→ What this task involves
Find each line with the string "twitter" and copy it.

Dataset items
====

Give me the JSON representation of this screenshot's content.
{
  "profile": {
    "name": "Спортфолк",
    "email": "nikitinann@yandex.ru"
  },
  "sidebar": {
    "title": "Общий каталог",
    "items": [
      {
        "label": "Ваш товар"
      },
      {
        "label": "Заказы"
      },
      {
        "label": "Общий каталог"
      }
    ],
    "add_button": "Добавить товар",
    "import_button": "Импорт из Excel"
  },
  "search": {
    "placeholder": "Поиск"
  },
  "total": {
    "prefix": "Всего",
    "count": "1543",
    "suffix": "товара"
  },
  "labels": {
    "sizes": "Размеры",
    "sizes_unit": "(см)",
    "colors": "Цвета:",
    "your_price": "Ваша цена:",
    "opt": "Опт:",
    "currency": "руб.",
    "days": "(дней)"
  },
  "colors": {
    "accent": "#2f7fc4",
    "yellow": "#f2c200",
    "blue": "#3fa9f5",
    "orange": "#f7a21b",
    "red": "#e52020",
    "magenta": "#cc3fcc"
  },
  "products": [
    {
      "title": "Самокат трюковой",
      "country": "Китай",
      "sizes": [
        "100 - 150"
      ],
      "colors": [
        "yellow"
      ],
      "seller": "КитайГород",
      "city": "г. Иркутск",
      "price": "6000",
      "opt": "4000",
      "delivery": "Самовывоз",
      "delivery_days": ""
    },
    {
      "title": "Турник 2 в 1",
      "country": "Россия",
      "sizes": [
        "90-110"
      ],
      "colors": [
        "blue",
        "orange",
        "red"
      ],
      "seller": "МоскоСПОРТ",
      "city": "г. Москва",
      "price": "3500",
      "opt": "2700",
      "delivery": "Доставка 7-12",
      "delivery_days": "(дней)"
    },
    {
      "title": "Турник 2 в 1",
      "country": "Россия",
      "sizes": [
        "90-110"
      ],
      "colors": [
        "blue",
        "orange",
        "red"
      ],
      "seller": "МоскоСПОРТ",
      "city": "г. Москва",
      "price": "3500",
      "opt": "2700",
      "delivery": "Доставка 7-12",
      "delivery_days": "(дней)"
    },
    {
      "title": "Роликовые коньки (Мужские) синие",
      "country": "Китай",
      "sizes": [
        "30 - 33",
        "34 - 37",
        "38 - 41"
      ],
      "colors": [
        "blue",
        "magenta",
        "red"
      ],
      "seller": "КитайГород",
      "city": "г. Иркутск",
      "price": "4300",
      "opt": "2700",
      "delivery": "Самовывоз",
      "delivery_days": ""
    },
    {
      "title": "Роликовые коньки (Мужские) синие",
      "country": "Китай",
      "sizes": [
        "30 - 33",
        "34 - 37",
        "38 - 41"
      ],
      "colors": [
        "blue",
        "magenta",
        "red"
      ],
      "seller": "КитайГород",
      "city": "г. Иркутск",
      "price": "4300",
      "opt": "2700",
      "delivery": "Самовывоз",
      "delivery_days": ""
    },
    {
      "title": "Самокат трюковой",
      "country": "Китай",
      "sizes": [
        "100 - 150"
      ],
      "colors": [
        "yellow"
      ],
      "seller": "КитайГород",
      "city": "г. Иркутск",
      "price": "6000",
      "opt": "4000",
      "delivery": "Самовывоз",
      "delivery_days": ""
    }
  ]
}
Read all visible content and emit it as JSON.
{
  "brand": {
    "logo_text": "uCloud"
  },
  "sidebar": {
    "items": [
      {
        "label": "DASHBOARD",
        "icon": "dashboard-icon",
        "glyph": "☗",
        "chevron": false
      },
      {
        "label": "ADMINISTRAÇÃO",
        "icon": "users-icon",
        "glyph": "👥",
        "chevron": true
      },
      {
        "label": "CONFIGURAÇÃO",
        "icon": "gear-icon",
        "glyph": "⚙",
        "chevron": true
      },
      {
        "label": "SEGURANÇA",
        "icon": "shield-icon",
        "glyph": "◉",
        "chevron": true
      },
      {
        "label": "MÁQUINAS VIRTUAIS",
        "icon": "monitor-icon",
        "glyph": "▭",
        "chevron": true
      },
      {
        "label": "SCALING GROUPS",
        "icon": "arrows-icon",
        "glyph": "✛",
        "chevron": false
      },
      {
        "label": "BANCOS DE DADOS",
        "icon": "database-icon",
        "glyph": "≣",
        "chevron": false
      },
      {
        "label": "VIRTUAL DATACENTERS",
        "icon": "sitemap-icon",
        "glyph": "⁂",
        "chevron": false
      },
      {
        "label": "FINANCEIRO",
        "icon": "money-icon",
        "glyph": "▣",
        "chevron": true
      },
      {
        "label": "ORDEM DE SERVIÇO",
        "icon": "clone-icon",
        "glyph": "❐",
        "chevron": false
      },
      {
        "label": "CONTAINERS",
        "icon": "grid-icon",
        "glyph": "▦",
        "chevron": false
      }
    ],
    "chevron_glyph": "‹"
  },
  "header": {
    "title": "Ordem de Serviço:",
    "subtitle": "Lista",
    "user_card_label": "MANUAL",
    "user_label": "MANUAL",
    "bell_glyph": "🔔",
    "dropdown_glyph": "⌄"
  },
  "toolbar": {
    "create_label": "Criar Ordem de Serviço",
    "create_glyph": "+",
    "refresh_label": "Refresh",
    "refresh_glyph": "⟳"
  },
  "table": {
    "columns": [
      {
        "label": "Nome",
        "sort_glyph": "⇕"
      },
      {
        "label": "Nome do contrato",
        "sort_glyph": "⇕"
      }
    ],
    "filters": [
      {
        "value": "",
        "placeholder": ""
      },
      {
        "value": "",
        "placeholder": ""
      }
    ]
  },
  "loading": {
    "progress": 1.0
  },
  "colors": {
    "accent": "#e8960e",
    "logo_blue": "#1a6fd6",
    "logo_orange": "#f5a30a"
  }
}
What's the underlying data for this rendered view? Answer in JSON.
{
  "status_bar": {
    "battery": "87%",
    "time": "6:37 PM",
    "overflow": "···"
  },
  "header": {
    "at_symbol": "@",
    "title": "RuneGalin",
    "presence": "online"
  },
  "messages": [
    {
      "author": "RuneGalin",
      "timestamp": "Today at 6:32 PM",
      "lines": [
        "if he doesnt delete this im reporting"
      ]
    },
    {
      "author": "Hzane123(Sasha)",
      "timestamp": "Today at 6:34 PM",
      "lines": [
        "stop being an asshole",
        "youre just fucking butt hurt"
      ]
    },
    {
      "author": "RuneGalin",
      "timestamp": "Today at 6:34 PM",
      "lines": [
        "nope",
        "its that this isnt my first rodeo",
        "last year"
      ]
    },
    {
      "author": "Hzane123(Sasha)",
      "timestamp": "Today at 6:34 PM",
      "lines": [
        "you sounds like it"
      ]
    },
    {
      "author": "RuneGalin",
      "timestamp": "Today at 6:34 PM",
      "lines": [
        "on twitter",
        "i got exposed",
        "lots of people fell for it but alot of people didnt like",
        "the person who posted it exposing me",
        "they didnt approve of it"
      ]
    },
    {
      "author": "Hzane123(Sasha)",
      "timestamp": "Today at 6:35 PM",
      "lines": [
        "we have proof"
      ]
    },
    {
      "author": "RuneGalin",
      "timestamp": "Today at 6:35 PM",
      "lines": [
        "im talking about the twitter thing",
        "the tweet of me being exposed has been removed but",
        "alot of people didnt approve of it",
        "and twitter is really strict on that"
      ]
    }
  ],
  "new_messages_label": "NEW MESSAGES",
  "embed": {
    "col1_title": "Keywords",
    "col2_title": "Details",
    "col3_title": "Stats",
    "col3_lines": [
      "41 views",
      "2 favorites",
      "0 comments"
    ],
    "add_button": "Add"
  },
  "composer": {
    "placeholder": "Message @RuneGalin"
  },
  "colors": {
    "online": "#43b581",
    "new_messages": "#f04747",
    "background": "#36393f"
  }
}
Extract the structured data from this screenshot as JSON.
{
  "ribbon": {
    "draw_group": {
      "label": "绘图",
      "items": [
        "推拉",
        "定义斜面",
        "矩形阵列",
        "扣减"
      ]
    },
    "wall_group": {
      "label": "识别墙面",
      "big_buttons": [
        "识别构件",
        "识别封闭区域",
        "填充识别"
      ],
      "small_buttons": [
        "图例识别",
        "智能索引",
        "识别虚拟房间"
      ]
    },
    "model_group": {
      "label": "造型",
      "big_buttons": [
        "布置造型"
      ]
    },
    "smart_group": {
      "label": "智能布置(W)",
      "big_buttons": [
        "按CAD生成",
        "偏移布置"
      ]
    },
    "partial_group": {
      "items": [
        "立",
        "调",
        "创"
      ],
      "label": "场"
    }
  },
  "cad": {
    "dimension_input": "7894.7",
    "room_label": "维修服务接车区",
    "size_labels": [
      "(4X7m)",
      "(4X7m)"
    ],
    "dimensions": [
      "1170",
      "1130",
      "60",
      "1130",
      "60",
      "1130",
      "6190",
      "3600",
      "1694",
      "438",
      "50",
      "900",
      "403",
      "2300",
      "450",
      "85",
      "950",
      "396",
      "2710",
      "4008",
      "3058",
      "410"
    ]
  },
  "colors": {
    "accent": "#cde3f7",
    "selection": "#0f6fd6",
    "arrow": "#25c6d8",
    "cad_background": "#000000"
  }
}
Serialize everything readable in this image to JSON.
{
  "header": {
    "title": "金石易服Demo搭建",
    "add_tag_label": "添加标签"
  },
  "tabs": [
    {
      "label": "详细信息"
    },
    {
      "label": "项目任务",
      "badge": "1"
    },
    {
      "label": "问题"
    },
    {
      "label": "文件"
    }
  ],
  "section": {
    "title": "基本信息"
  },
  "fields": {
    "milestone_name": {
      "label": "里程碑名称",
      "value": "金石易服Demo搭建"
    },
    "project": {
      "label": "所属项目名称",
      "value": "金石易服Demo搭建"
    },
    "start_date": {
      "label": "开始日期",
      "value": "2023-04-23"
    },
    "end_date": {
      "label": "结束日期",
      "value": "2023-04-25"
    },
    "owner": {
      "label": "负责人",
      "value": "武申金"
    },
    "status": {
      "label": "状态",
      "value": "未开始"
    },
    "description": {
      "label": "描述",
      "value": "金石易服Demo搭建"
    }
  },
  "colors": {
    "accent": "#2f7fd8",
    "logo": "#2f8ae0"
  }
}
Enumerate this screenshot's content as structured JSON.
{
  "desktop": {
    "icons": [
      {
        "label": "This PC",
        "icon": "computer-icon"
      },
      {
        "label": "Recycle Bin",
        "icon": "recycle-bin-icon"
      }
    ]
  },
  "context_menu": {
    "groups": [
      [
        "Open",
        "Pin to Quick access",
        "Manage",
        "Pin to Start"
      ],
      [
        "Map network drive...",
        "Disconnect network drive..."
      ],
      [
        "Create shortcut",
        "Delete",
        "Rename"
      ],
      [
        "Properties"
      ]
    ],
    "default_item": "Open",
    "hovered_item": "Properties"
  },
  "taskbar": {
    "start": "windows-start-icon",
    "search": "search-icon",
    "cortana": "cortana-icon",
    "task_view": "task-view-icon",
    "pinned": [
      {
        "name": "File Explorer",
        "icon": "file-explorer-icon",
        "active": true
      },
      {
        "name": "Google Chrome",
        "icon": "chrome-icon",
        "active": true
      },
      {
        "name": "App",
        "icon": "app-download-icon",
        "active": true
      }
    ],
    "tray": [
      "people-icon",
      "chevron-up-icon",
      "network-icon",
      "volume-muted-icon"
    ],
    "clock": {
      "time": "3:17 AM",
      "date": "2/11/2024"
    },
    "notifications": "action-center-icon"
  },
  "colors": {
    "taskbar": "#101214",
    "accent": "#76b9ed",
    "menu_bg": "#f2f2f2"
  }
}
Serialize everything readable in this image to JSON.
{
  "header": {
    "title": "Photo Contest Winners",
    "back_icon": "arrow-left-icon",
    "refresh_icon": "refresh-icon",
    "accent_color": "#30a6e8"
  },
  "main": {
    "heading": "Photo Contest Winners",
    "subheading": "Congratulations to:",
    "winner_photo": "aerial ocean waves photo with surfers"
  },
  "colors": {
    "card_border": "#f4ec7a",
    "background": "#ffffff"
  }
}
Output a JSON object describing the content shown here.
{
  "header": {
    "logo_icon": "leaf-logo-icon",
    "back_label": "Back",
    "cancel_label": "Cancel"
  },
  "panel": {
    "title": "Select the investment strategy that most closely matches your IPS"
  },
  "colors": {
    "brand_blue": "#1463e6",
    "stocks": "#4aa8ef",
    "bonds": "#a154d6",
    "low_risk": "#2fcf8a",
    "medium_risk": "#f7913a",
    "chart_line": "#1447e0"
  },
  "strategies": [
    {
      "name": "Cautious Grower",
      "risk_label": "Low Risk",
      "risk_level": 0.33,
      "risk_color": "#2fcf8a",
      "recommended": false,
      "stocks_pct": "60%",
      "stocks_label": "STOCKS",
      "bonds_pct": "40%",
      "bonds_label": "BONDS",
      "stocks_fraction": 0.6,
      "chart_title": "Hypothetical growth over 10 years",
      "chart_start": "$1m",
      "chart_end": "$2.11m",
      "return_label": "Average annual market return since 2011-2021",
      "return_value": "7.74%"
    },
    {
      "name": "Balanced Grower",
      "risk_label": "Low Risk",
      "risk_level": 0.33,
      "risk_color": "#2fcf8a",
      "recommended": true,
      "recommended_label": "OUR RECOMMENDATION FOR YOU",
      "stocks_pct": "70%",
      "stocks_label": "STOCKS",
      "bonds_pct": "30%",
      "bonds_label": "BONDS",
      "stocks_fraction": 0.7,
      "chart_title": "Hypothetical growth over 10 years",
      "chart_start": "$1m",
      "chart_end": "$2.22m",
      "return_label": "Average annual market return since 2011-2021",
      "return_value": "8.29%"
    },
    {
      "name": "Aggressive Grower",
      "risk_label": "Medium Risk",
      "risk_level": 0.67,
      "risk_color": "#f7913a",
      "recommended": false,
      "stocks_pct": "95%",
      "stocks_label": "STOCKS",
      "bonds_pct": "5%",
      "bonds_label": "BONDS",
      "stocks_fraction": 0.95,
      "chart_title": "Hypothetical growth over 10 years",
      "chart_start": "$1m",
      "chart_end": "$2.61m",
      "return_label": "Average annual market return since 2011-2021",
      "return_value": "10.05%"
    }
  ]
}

====

→ Result
        "on twitter",
        "im talking about the twitter thing",
        "and twitter is really strict on that"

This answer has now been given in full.